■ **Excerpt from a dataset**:
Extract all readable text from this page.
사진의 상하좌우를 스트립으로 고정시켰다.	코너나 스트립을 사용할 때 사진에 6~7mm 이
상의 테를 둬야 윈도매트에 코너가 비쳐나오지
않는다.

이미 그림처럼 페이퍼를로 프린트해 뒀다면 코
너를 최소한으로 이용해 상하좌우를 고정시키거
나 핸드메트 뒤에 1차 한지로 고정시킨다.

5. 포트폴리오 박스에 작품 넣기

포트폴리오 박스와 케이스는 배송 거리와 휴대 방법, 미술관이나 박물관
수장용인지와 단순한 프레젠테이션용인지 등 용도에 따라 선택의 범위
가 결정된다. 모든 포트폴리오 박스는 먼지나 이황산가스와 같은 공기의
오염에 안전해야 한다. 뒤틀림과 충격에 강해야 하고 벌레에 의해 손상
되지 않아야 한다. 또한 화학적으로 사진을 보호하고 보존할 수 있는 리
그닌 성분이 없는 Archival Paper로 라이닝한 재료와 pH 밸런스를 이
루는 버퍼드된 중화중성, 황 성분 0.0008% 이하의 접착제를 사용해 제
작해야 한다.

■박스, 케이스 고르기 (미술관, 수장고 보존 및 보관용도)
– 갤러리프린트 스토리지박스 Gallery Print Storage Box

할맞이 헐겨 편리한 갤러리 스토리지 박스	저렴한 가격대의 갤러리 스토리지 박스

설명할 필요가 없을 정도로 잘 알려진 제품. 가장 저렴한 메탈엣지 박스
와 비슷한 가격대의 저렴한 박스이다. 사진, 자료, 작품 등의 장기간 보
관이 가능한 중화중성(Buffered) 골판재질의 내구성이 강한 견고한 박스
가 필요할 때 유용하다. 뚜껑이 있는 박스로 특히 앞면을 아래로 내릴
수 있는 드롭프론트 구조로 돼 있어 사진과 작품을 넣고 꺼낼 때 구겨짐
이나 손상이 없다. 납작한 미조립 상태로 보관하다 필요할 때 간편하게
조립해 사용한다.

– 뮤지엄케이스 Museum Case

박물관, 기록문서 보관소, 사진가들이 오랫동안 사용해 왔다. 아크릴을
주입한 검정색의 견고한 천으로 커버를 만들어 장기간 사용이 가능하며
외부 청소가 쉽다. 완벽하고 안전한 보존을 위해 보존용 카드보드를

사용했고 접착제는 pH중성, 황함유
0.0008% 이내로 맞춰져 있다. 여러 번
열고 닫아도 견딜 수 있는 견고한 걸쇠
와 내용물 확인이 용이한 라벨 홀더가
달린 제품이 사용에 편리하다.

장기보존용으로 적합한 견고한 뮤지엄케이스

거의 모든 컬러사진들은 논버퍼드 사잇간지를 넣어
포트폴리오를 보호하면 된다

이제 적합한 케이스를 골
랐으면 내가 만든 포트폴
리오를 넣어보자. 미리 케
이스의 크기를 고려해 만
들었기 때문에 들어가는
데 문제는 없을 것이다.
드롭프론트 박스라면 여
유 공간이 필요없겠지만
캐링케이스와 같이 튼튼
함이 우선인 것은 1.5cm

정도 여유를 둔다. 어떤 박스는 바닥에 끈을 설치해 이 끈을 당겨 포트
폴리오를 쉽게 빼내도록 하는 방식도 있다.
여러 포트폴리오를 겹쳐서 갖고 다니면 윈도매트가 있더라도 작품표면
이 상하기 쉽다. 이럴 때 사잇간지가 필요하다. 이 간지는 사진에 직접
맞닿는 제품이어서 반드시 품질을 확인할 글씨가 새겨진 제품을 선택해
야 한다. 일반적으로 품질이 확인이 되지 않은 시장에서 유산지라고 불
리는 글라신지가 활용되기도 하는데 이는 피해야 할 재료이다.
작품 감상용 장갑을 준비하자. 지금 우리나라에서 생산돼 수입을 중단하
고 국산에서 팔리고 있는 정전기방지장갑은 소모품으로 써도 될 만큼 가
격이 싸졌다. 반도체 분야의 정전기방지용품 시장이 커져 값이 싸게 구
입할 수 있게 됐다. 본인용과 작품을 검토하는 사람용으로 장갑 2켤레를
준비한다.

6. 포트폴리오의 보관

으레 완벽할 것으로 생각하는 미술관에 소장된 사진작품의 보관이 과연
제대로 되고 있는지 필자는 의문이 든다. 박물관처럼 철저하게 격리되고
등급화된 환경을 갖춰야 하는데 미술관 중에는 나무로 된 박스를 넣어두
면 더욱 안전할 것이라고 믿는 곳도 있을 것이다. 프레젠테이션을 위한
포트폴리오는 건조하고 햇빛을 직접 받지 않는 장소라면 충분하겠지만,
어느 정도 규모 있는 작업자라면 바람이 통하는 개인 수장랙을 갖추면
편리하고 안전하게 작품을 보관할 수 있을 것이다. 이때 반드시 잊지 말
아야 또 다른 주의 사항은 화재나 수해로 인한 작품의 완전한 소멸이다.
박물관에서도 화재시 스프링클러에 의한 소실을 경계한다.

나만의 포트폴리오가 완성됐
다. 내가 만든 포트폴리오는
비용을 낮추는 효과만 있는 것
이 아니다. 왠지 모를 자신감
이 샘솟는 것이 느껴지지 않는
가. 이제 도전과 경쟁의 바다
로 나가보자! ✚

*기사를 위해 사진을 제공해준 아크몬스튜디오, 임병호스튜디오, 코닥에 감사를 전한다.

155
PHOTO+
---
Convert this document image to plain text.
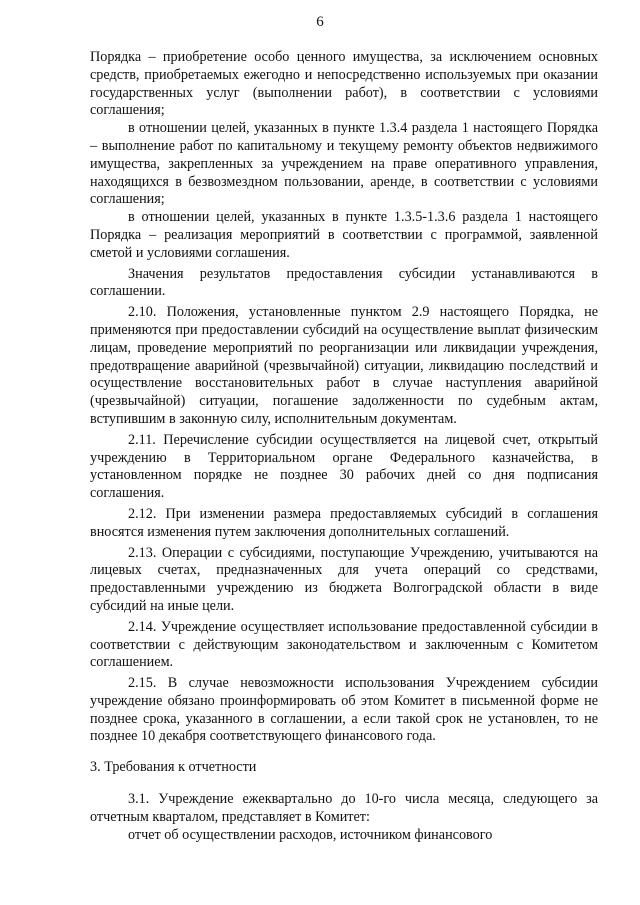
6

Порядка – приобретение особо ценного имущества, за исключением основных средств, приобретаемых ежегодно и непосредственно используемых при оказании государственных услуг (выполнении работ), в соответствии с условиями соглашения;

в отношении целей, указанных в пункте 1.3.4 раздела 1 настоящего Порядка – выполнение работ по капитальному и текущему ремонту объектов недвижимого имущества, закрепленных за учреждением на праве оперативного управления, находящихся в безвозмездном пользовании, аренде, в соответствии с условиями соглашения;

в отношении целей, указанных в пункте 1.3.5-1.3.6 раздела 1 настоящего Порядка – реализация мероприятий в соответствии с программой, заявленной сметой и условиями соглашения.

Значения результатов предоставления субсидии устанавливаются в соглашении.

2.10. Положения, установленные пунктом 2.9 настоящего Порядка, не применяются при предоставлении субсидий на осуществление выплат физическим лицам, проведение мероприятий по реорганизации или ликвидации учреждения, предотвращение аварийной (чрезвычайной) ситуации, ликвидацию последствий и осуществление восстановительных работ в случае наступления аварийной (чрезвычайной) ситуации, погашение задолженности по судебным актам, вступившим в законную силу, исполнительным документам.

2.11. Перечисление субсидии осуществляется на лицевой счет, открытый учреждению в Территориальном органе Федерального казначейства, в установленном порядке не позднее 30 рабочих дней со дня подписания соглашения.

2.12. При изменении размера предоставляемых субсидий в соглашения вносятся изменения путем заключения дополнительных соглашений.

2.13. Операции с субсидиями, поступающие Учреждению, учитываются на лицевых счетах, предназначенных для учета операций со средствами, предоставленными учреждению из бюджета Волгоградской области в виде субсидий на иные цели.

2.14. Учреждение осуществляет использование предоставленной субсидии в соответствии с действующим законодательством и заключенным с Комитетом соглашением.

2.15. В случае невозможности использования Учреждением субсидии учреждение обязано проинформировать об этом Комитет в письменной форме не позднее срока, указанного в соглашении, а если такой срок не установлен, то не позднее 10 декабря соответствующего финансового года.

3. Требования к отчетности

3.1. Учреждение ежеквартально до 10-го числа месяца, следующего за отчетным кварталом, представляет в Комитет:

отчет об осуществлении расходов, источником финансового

■ **To be done**: Show every line in the entries where the string "соглашения" occurs.

■ **Result for this exercise**:
Порядка – приобретение особо ценного имущества, за исключением основных средств, приобретаемых ежегодно и непосредственно используемых при оказании государственных услуг (выполнении работ), в соответствии с условиями соглашения;
в отношении целей, указанных в пункте 1.3.4 раздела 1 настоящего Порядка – выполнение работ по капитальному и текущему ремонту объектов недвижимого имущества, закрепленных за учреждением на праве оперативного управления, находящихся в безвозмездном пользовании, аренде, в соответствии с условиями соглашения;
в отношении целей, указанных в пункте 1.3.5-1.3.6 раздела 1 настоящего Порядка – реализация мероприятий в соответствии с программой, заявленной сметой и условиями соглашения.
2.11. Перечисление субсидии осуществляется на лицевой счет, открытый учреждению в Территориальном органе Федерального казначейства, в установленном порядке не позднее 30 рабочих дней со дня подписания соглашения.
2.12. При изменении размера предоставляемых субсидий в соглашения вносятся изменения путем заключения дополнительных соглашений.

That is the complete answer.